**PROBLEM DESCRIPTION:** Drop every picture, then transcribe the remaining data exactly.

(Entries taken from a collection)
══════════

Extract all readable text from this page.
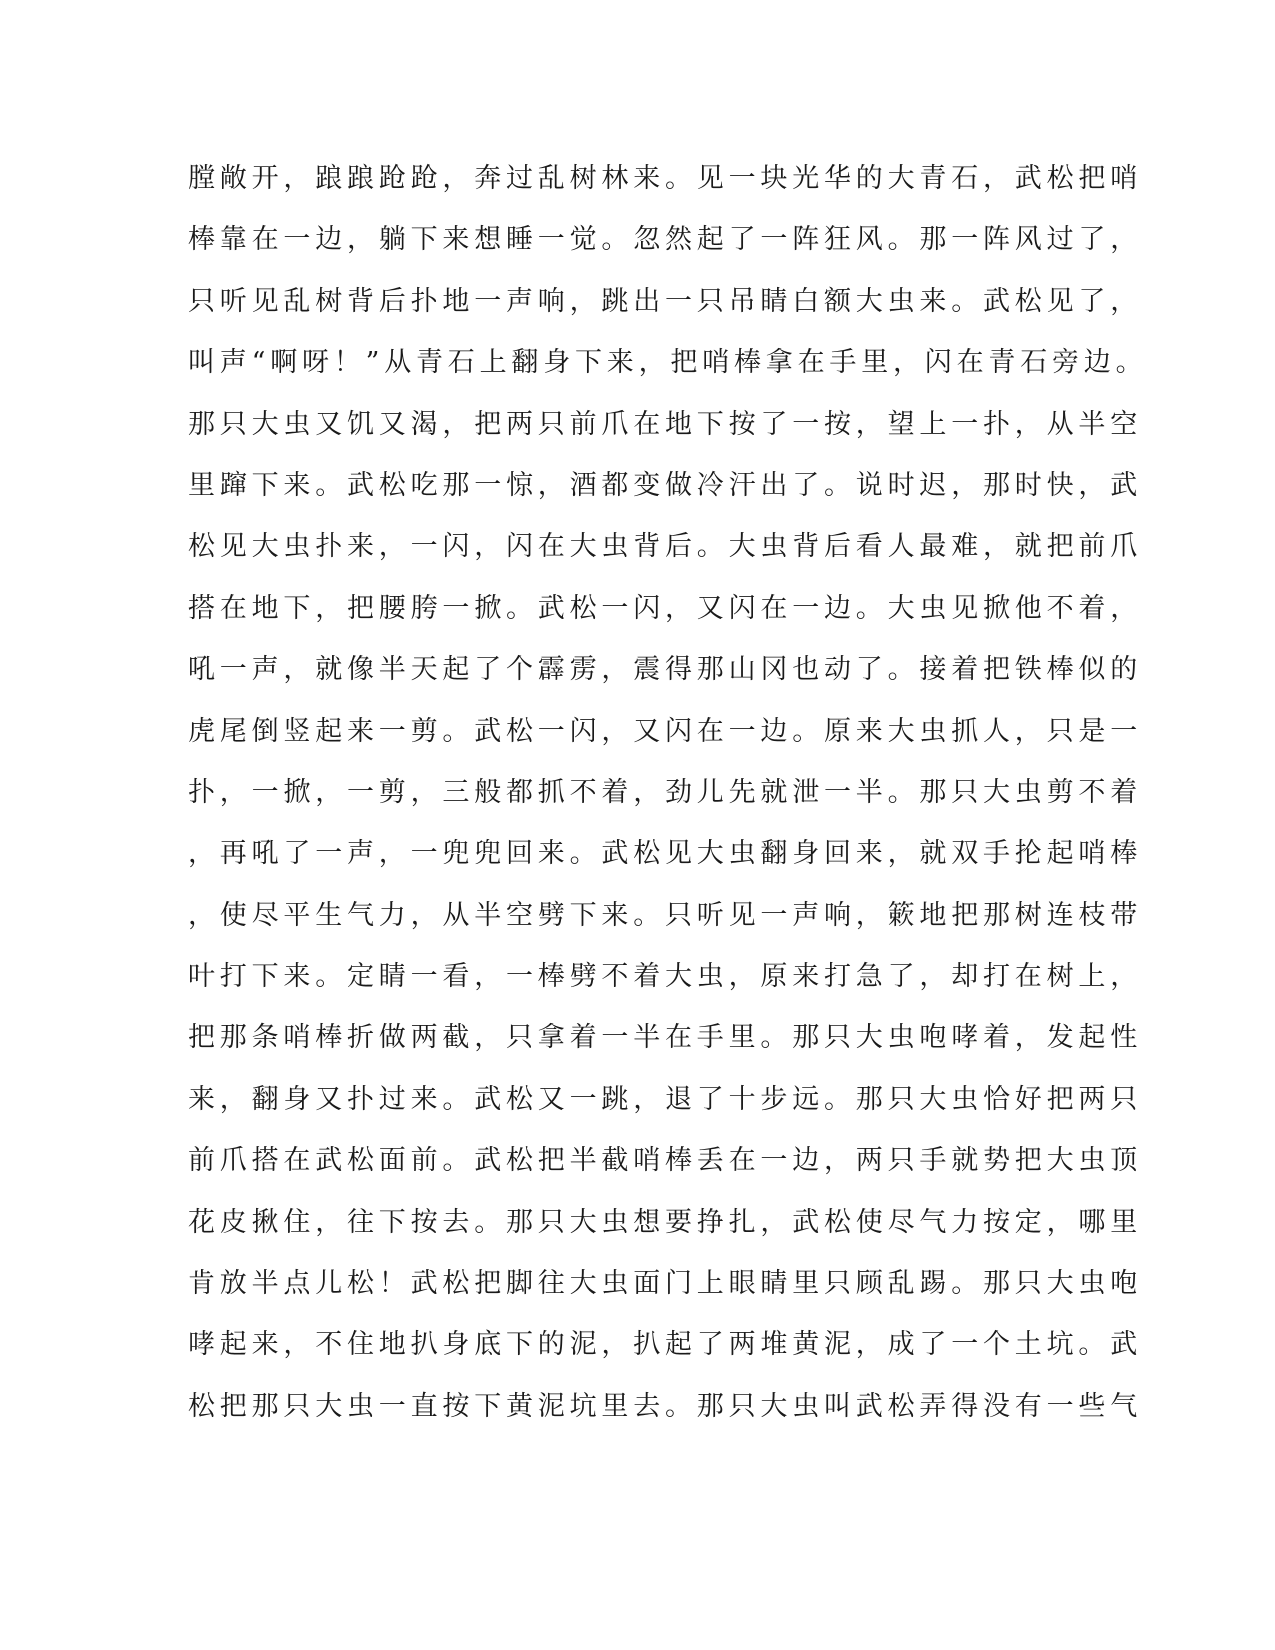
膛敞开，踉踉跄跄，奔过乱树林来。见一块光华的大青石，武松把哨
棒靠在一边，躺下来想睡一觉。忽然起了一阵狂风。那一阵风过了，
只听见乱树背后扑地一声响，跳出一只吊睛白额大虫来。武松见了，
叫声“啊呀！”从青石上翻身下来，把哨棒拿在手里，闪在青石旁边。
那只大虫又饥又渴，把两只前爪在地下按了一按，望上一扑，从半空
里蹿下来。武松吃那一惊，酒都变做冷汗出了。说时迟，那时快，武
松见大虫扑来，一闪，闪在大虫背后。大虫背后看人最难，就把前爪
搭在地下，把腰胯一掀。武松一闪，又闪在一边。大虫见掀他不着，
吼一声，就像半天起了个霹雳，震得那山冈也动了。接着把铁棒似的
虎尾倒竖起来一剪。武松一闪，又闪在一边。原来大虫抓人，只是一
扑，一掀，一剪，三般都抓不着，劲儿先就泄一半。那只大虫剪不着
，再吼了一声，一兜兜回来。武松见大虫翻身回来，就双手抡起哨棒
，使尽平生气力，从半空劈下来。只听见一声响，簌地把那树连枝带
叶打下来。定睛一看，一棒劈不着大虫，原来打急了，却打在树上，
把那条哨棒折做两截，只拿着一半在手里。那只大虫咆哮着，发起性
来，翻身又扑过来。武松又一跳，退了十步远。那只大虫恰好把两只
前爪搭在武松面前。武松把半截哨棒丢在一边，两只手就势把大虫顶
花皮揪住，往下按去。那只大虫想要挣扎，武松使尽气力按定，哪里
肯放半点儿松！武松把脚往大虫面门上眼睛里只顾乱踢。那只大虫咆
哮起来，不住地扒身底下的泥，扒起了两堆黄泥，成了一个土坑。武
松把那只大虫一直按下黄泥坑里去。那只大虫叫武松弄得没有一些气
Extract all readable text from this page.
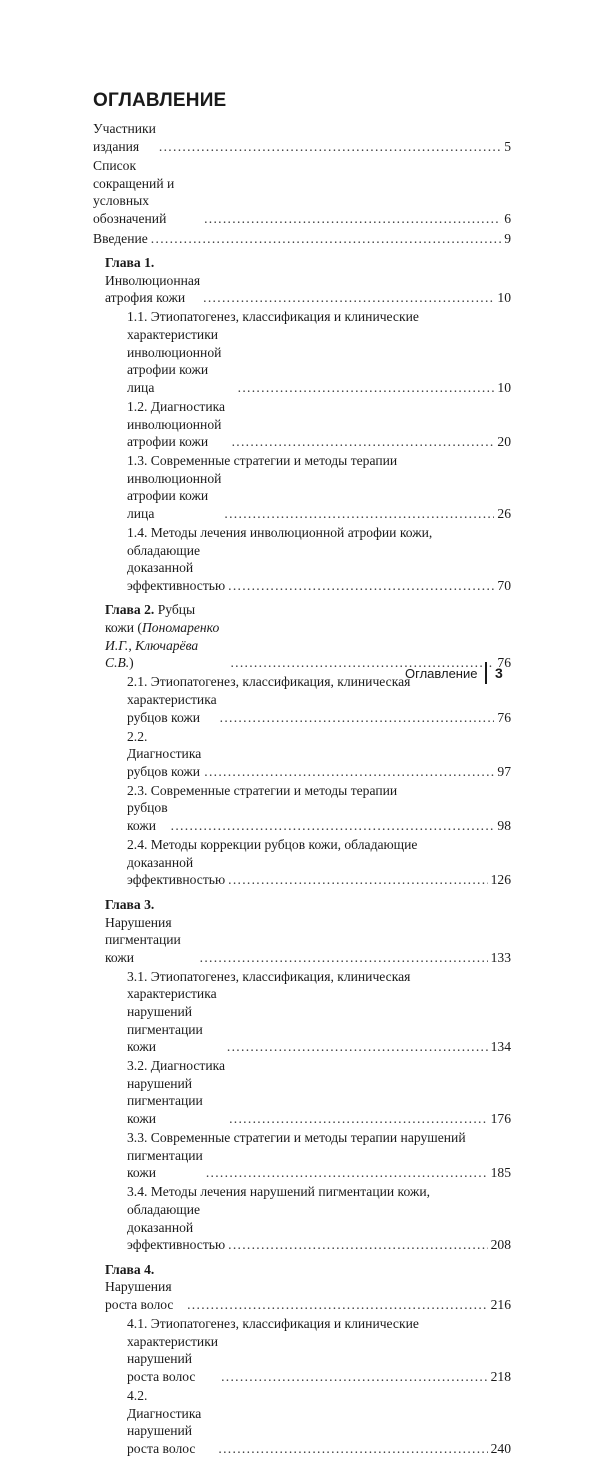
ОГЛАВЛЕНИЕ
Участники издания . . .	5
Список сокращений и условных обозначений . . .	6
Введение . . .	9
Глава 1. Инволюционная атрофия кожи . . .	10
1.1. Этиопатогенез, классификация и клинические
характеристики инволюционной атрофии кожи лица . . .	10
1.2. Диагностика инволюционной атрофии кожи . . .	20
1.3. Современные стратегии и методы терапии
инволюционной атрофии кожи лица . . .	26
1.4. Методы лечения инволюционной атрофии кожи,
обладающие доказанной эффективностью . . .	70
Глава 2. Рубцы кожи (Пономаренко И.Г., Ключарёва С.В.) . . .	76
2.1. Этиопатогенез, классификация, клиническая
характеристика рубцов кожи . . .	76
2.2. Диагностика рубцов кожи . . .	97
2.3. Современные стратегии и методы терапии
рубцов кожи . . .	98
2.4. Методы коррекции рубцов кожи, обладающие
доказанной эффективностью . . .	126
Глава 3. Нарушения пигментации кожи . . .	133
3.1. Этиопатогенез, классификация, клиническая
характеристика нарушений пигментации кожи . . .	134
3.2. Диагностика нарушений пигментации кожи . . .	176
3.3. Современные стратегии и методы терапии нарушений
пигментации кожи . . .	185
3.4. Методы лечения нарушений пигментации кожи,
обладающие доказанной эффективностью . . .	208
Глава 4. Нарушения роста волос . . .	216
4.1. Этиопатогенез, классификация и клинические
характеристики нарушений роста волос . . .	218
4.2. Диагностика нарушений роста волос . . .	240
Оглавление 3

══════════

**WRITTEN RESPONSE:**
Extract all readable text from this page.
膛敞开，踉踉跄跄，奔过乱树林来。见一块光华的大青石，武松把哨
棒靠在一边，躺下来想睡一觉。忽然起了一阵狂风。那一阵风过了，
只听见乱树背后扑地一声响，跳出一只吊睛白额大虫来。武松见了，
叫声“啊呀！”从青石上翻身下来，把哨棒拿在手里，闪在青石旁边。
那只大虫又饥又渴，把两只前爪在地下按了一按，望上一扑，从半空
里蹿下来。武松吃那一惊，酒都变做冷汗出了。说时迟，那时快，武
松见大虫扑来，一闪，闪在大虫背后。大虫背后看人最难，就把前爪
搭在地下，把腰胯一掀。武松一闪，又闪在一边。大虫见掀他不着，
吼一声，就像半天起了个霹雳，震得那山冈也动了。接着把铁棒似的
虎尾倒竖起来一剪。武松一闪，又闪在一边。原来大虫抓人，只是一
扑，一掀，一剪，三般都抓不着，劲儿先就泄一半。那只大虫剪不着
，再吼了一声，一兜兜回来。武松见大虫翻身回来，就双手抡起哨棒
，使尽平生气力，从半空劈下来。只听见一声响，簌地把那树连枝带
叶打下来。定睛一看，一棒劈不着大虫，原来打急了，却打在树上，
把那条哨棒折做两截，只拿着一半在手里。那只大虫咆哮着，发起性
来，翻身又扑过来。武松又一跳，退了十步远。那只大虫恰好把两只
前爪搭在武松面前。武松把半截哨棒丢在一边，两只手就势把大虫顶
花皮揪住，往下按去。那只大虫想要挣扎，武松使尽气力按定，哪里
肯放半点儿松！武松把脚往大虫面门上眼睛里只顾乱踢。那只大虫咆
哮起来，不住地扒身底下的泥，扒起了两堆黄泥，成了一个土坑。武
松把那只大虫一直按下黄泥坑里去。那只大虫叫武松弄得没有一些气
Extract all readable text from this page.
ОГЛАВЛЕНИЕ
Участники издания . . .	5
Список сокращений и условных обозначений . . .	6
Введение . . .	9
Глава 1. Инволюционная атрофия кожи . . .	10
1.1. Этиопатогенез, классификация и клинические
характеристики инволюционной атрофии кожи лица . . .	10
1.2. Диагностика инволюционной атрофии кожи . . .	20
1.3. Современные стратегии и методы терапии
инволюционной атрофии кожи лица . . .	26
1.4. Методы лечения инволюционной атрофии кожи,
обладающие доказанной эффективностью . . .	70
Глава 2. Рубцы кожи (Пономаренко И.Г., Ключарёва С.В.) . . .	76
2.1. Этиопатогенез, классификация, клиническая
характеристика рубцов кожи . . .	76
2.2. Диагностика рубцов кожи . . .	97
2.3. Современные стратегии и методы терапии
рубцов кожи . . .	98
2.4. Методы коррекции рубцов кожи, обладающие
доказанной эффективностью . . .	126
Глава 3. Нарушения пигментации кожи . . .	133
3.1. Этиопатогенез, классификация, клиническая
характеристика нарушений пигментации кожи . . .	134
3.2. Диагностика нарушений пигментации кожи . . .	176
3.3. Современные стратегии и методы терапии нарушений
пигментации кожи . . .	185
3.4. Методы лечения нарушений пигментации кожи,
обладающие доказанной эффективностью . . .	208
Глава 4. Нарушения роста волос . . .	216
4.1. Этиопатогенез, классификация и клинические
характеристики нарушений роста волос . . .	218
4.2. Диагностика нарушений роста волос . . .	240
Оглавление 3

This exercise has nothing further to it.